__About this task__.
Reproduce the full page on the Write Anywhere File Layout word for word.

__Passage for review__.
*** Welcome to piglix ***

Write Anywhere File Layout

WAFL
Developer(s) NetApp
Full name Write Anywhere File Layout
Limits
Max. volume size up to 100 TB (limited by containing aggregate size; variable maximum depending on platform; limited to 16TB when using Deduplication{ONTAP 8.2 now supports dedup to max volume size supported on platform})
Max. file size up to 16 TB
Features
Dates recorded atime, ctime, mtime
File system permissions UNIX permissions and ACLs
Transparent compression Yes (Ontap 8.0 onwards)
Transparent encryption Yes (since Ontap 9.1; possible with 3rd party appliances like Decru DataFort for older versions)
Data deduplication Yes (FAS Dedup: periodic online scans, block based;)
Copy-on-write Yes
Other
Supported operating systems Data ONTAP

The Write Anywhere File Layout (WAFL) is a file layout that supports large, high-performance RAID arrays, quick restarts without lengthy consistency checks in the event of a crash or power failure, and growing the filesystems size quickly. It was designed by NetApp for use in its storage appliances.

Its author claims that WAFL is not a file system, although it includes one. WAFL provides mechanisms that enable a variety of file systems and technologies that want to access disk blocks.

__Records from a dataset__.
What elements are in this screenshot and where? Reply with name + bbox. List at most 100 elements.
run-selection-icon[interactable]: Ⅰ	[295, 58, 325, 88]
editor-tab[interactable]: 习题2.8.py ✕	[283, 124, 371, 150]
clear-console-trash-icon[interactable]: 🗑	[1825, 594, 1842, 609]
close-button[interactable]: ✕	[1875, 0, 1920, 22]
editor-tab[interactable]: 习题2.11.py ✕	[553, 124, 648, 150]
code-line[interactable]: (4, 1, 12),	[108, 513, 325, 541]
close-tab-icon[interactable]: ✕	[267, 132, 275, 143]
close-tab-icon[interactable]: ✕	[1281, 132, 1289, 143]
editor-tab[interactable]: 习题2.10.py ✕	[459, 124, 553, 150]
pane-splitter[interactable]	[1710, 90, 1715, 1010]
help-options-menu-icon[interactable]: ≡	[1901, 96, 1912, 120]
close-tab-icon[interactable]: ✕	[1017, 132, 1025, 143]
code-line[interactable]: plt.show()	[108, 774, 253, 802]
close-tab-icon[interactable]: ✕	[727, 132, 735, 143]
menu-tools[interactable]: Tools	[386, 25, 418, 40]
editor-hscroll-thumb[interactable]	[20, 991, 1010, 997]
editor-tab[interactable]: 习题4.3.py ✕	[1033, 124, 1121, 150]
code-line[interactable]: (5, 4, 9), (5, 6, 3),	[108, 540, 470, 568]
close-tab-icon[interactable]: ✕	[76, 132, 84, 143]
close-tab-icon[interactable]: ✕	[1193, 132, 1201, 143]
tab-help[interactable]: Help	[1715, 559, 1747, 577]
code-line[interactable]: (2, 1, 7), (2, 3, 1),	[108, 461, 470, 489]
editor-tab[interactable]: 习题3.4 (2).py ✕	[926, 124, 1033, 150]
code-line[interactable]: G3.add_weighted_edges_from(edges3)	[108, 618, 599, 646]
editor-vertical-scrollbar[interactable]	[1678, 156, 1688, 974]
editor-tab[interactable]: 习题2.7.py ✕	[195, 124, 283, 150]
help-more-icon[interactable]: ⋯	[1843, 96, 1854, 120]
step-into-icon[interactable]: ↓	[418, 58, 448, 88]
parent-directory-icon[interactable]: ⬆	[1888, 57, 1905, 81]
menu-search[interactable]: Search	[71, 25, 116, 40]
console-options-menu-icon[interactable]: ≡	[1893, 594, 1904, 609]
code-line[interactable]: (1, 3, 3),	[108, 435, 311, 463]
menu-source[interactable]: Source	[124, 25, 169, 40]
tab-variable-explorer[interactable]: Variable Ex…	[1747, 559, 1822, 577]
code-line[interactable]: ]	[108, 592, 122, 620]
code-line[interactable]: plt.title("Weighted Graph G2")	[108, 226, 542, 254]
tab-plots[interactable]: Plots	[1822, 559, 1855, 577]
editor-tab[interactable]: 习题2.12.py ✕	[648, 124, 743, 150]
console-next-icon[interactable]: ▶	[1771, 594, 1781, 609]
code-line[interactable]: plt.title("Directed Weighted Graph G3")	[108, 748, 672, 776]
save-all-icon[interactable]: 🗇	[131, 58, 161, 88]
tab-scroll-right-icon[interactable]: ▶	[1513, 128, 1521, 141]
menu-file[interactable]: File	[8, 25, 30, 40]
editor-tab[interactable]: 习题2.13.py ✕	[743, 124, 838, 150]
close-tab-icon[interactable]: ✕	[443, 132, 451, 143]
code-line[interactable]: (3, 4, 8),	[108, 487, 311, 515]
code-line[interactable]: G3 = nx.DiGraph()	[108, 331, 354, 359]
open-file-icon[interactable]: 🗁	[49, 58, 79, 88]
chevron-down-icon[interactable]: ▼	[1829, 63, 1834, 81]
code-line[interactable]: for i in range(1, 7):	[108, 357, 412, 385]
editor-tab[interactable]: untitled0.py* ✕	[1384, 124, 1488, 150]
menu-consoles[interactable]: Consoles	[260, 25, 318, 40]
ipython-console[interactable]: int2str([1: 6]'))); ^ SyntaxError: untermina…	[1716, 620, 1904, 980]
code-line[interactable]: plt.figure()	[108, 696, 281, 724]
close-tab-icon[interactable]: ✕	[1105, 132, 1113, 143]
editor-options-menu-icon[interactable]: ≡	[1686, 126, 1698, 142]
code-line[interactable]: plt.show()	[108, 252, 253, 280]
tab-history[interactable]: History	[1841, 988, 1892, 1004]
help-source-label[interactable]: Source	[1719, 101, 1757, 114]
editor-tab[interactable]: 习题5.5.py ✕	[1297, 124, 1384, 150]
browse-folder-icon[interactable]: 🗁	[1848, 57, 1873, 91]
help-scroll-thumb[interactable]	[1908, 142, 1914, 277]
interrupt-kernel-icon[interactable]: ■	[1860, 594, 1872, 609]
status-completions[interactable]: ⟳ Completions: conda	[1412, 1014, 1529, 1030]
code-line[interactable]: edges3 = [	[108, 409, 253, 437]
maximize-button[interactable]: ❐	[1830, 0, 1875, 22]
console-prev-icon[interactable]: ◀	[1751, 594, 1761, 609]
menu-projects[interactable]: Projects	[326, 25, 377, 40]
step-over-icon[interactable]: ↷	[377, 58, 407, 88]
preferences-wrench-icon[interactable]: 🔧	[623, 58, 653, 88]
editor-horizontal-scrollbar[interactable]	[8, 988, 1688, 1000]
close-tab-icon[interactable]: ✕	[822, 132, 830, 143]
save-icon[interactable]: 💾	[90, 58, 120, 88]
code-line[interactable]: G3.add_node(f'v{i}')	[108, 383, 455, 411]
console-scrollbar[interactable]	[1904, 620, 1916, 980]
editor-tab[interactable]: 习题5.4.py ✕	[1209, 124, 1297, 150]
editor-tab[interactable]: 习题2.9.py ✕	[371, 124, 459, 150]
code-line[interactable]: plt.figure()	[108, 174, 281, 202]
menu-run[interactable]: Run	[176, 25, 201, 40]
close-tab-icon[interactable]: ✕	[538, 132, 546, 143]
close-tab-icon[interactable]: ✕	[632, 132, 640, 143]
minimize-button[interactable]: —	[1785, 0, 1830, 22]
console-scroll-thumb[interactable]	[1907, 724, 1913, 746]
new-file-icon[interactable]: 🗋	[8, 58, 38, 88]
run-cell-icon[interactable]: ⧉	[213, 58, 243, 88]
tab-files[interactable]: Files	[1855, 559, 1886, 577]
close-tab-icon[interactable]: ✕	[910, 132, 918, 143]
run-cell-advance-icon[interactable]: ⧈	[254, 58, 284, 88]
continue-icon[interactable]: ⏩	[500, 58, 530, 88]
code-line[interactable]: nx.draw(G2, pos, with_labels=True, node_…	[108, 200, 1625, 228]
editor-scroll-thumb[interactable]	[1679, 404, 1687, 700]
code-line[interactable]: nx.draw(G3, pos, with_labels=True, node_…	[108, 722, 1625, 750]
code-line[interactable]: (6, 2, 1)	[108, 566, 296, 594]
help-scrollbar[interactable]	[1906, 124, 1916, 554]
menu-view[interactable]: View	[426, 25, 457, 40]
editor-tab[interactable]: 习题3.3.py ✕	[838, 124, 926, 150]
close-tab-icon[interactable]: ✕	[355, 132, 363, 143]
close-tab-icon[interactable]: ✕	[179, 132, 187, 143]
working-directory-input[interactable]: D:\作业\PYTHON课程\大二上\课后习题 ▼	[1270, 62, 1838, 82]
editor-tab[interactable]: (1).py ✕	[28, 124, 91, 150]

__The completed task__.
*** Welcome to piglix ***

Write Anywhere File Layout

WAFL
Developer(s) NetApp
Full name Write Anywhere File Layout
Limits
Max. volume size up to 100 TB (limited by containing aggregate size; variable maximum depending on platform; limited to 16TB when using Deduplication{ONTAP 8.2 now supports dedup to max volume size supported on platform})
Max. file size up to 16 TB
Features
Dates recorded atime, ctime, mtime
File system permissions UNIX permissions and ACLs
Transparent compression Yes (Ontap 8.0 onwards)
Transparent encryption Yes (since Ontap 9.1; possible with 3rd party appliances like Decru DataFort for older versions)
Data deduplication Yes (FAS Dedup: periodic online scans, block based;)
Copy-on-write Yes
Other
Supported operating systems Data ONTAP

The Write Anywhere File Layout (WAFL) is a file layout that supports large, high-performance RAID arrays, quick restarts without lengthy consistency checks in the event of a crash or power failure, and growing the filesystems size quickly. It was designed by NetApp for use in its storage appliances.

Its author claims that WAFL is not a file system, although it includes one. WAFL provides mechanisms that enable a variety of file systems and technologies that want to access disk blocks.